● 課題
好酸球肺浸潤症候群の症状を扱った本文を、一字一句たがえずに全文書き写してください。

急性好酸球性肺炎は電子タバコを含む喫煙の開始または再開が原因となることが多いと報告されています。

好酸球肺浸潤症候群の前兆や初期症状について

好酸球肺浸潤症候群を起こした原因や病型によりさまざまな症状を認めます。単純性肺好酸球症では症状は軽度であることが多い傾向にあります。急性好酸球性肺炎では乾性咳嗽、発熱、呼吸困難、喘鳴が急性に発症します。胸水を合併することも多く、胸痛をしばしば伴います。慢性好酸球性肺炎では咳嗽、発熱、呼吸困難、体重減少、喘鳴、寝汗などの症状を亜急性に認めることが多いとされます。また慢性好酸球性肺炎患者さんの50%で気管支喘息の合併を認めます。

薬剤による好酸球肺浸潤症候群の前兆や症状について

無症候性のこともあれば、呼吸困難、発熱、慢性咳嗽を認めることもあります。薬剤性過敏症症候群(drug-induced hypersensitivity syndrome/drug reaction with eosinophilia and systemic symptoms:DiHS/DRESS)を発症することもあり、その際には皮疹、発熱、顔面浮腫、リンパ節腫大が認められます。

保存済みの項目
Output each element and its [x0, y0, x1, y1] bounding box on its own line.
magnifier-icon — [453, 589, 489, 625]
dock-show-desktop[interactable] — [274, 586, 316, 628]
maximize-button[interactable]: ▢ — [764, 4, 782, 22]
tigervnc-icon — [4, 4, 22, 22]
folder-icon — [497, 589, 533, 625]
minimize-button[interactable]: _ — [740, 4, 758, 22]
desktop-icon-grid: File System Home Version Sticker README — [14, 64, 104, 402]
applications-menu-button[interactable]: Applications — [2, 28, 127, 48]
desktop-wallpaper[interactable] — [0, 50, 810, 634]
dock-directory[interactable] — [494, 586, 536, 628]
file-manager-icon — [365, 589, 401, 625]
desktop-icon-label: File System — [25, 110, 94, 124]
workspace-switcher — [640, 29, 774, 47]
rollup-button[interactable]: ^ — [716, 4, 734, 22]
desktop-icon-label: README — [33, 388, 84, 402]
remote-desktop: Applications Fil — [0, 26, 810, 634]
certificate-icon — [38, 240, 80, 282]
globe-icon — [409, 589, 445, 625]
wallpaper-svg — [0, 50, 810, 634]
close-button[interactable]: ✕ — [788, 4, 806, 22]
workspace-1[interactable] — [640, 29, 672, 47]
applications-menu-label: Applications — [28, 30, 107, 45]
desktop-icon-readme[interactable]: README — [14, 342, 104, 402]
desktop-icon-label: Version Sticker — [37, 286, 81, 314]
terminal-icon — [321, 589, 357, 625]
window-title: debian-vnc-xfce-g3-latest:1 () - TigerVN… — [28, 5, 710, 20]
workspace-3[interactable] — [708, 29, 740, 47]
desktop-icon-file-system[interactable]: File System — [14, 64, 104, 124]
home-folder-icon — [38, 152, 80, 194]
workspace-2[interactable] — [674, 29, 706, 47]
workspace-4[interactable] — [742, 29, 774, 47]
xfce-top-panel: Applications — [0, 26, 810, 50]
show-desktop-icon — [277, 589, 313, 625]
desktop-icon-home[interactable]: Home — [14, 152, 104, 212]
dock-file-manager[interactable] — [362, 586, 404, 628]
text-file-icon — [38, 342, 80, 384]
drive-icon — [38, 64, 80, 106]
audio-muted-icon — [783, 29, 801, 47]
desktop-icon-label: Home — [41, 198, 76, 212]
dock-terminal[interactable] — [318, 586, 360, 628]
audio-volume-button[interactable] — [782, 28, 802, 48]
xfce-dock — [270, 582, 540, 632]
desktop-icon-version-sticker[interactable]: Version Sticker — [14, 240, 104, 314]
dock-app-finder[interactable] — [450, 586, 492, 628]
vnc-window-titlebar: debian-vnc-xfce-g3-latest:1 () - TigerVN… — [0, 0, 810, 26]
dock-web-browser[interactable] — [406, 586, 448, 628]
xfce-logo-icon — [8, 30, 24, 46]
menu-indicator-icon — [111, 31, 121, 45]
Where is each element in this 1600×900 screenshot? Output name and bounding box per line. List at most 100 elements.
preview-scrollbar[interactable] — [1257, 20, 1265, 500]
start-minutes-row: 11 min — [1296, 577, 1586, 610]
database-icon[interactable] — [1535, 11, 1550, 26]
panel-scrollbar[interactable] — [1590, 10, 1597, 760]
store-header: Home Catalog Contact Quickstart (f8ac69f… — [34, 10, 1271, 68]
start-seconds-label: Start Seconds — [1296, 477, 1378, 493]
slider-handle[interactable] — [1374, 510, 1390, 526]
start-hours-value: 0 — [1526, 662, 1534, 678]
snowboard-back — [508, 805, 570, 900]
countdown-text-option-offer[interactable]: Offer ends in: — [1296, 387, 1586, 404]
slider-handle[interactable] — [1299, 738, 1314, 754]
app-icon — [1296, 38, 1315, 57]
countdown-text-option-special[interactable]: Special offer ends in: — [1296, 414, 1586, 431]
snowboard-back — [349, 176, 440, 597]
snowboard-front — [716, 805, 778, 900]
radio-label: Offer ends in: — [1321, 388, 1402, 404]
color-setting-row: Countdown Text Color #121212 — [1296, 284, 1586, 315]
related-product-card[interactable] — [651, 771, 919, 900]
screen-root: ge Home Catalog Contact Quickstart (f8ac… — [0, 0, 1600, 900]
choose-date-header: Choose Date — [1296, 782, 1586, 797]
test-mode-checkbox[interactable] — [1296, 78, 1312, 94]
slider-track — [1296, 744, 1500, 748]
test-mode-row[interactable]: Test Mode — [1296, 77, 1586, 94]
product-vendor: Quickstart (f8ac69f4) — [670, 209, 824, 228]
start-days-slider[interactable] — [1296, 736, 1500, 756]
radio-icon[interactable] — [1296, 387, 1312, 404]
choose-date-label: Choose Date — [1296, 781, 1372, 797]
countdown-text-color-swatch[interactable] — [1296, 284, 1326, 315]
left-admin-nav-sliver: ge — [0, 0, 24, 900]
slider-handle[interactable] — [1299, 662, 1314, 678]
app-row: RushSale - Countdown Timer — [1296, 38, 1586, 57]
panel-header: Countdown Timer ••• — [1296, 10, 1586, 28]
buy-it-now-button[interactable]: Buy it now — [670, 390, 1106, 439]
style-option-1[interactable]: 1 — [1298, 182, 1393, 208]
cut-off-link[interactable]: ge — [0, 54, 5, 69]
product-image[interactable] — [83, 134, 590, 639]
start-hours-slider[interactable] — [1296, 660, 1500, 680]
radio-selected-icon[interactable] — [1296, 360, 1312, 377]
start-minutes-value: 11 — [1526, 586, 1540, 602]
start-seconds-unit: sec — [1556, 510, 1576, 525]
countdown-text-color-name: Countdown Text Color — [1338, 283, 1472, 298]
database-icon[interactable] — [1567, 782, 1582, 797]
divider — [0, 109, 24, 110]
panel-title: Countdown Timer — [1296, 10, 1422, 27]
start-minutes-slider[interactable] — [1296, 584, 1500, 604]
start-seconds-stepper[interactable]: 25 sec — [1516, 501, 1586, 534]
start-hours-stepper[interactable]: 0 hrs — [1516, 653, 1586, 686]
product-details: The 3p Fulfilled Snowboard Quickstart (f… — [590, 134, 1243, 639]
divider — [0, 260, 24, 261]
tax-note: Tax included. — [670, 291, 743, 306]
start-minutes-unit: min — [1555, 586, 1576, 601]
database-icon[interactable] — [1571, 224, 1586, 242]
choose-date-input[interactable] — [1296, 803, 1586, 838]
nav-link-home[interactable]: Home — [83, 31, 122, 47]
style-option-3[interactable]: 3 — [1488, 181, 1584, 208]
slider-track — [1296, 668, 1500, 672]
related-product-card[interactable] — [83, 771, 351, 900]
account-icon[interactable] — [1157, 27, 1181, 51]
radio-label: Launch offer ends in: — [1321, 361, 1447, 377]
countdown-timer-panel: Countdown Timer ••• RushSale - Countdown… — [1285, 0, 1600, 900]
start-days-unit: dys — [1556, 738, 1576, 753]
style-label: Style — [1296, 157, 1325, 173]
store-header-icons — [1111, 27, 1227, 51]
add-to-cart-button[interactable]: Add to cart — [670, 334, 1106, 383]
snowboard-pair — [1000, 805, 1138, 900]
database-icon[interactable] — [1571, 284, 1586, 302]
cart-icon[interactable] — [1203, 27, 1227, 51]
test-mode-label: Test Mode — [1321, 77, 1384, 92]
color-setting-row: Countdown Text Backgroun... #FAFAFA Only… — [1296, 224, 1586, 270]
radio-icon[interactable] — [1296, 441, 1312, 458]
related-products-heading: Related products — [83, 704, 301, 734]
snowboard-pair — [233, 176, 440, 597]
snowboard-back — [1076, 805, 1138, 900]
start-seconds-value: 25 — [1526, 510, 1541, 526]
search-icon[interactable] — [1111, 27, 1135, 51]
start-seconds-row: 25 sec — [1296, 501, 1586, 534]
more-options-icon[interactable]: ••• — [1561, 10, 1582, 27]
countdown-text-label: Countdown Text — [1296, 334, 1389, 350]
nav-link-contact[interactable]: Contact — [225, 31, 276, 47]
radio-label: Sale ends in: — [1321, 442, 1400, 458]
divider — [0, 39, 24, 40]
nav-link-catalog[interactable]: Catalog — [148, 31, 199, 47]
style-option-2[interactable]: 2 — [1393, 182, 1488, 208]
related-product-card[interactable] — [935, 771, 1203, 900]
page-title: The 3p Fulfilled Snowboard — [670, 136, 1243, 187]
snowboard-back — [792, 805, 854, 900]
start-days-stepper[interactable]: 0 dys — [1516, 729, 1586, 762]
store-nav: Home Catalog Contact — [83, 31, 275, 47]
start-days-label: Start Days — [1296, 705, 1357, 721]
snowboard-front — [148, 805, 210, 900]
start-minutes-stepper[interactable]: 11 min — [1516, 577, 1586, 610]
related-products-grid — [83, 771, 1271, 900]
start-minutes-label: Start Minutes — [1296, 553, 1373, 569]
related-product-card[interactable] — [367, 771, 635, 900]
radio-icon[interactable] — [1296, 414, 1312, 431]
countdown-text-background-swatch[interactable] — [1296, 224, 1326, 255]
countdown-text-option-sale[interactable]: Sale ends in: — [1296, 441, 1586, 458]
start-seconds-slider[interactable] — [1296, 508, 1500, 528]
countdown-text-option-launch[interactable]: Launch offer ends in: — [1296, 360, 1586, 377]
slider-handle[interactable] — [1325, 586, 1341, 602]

● 解答欄
急性好酸球性肺炎は電子タバコを含む喫煙の開始または再開が原因となることが多いと報告されています。

好酸球肺浸潤症候群の前兆や初期症状について

好酸球肺浸潤症候群を起こした原因や病型によりさまざまな症状を認めます。単純性肺好酸球症では症状は軽度であることが多い傾向にあります。急性好酸球性肺炎では乾性咳嗽、発熱、呼吸困難、喘鳴が急性に発症します。胸水を合併することも多く、胸痛をしばしば伴います。慢性好酸球性肺炎では咳嗽、発熱、呼吸困難、体重減少、喘鳴、寝汗などの症状を亜急性に認めることが多いとされます。また慢性好酸球性肺炎患者さんの50%で気管支喘息の合併を認めます。

薬剤による好酸球肺浸潤症候群の前兆や症状について

無症候性のこともあれば、呼吸困難、発熱、慢性咳嗽を認めることもあります。薬剤性過敏症症候群(drug-induced hypersensitivity syndrome/drug reaction with eosinophilia and systemic symptoms:DiHS/DRESS)を発症することもあり、その際には皮疹、発熱、顔面浮腫、リンパ節腫大が認められます。